:: Data lines ::
□ □ □ □

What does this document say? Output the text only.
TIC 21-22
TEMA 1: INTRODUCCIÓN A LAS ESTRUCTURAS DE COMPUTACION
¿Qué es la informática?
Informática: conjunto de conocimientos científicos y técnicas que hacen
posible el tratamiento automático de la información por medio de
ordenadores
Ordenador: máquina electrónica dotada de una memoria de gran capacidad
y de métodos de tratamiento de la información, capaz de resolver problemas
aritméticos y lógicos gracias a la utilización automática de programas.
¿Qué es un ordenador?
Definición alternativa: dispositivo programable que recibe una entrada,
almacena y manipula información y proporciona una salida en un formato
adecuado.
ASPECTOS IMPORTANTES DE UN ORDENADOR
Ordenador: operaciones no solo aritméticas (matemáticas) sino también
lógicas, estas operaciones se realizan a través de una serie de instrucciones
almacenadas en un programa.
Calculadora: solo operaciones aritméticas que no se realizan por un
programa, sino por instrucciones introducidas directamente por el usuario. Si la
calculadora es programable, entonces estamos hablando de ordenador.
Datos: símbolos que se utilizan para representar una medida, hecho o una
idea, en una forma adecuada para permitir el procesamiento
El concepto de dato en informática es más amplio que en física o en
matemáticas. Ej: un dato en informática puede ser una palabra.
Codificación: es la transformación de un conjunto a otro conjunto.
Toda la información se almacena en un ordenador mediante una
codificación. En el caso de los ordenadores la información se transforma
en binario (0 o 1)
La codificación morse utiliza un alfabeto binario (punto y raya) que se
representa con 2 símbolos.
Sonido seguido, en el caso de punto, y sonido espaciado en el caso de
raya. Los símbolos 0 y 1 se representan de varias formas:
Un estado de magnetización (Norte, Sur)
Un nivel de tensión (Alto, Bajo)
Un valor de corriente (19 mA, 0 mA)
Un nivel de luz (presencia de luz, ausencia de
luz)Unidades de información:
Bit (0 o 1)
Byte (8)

□ □ □ □

:: Task instructions ::
Nothing should be left out: return all of the records exactly.

:: The answer ::
What does this document say? Output the text only.
TIC 21-22
TEMA 1: INTRODUCCIÓN A LAS ESTRUCTURAS DE COMPUTACION
¿Qué es la informática?
Informática: conjunto de conocimientos científicos y técnicas que hacen
posible el tratamiento automático de la información por medio de
ordenadores
Ordenador: máquina electrónica dotada de una memoria de gran capacidad
y de métodos de tratamiento de la información, capaz de resolver problemas
aritméticos y lógicos gracias a la utilización automática de programas.
¿Qué es un ordenador?
Definición alternativa: dispositivo programable que recibe una entrada,
almacena y manipula información y proporciona una salida en un formato
adecuado.
ASPECTOS IMPORTANTES DE UN ORDENADOR
Ordenador: operaciones no solo aritméticas (matemáticas) sino también
lógicas, estas operaciones se realizan a través de una serie de instrucciones
almacenadas en un programa.
Calculadora: solo operaciones aritméticas que no se realizan por un
programa, sino por instrucciones introducidas directamente por el usuario. Si la
calculadora es programable, entonces estamos hablando de ordenador.
Datos: símbolos que se utilizan para representar una medida, hecho o una
idea, en una forma adecuada para permitir el procesamiento
El concepto de dato en informática es más amplio que en física o en
matemáticas. Ej: un dato en informática puede ser una palabra.
Codificación: es la transformación de un conjunto a otro conjunto.
Toda la información se almacena en un ordenador mediante una
codificación. En el caso de los ordenadores la información se transforma
en binario (0 o 1)
La codificación morse utiliza un alfabeto binario (punto y raya) que se
representa con 2 símbolos.
Sonido seguido, en el caso de punto, y sonido espaciado en el caso de
raya. Los símbolos 0 y 1 se representan de varias formas:
Un estado de magnetización (Norte, Sur)
Un nivel de tensión (Alto, Bajo)
Un valor de corriente (19 mA, 0 mA)
Un nivel de luz (presencia de luz, ausencia de
luz)Unidades de información:
Bit (0 o 1)
Byte (8)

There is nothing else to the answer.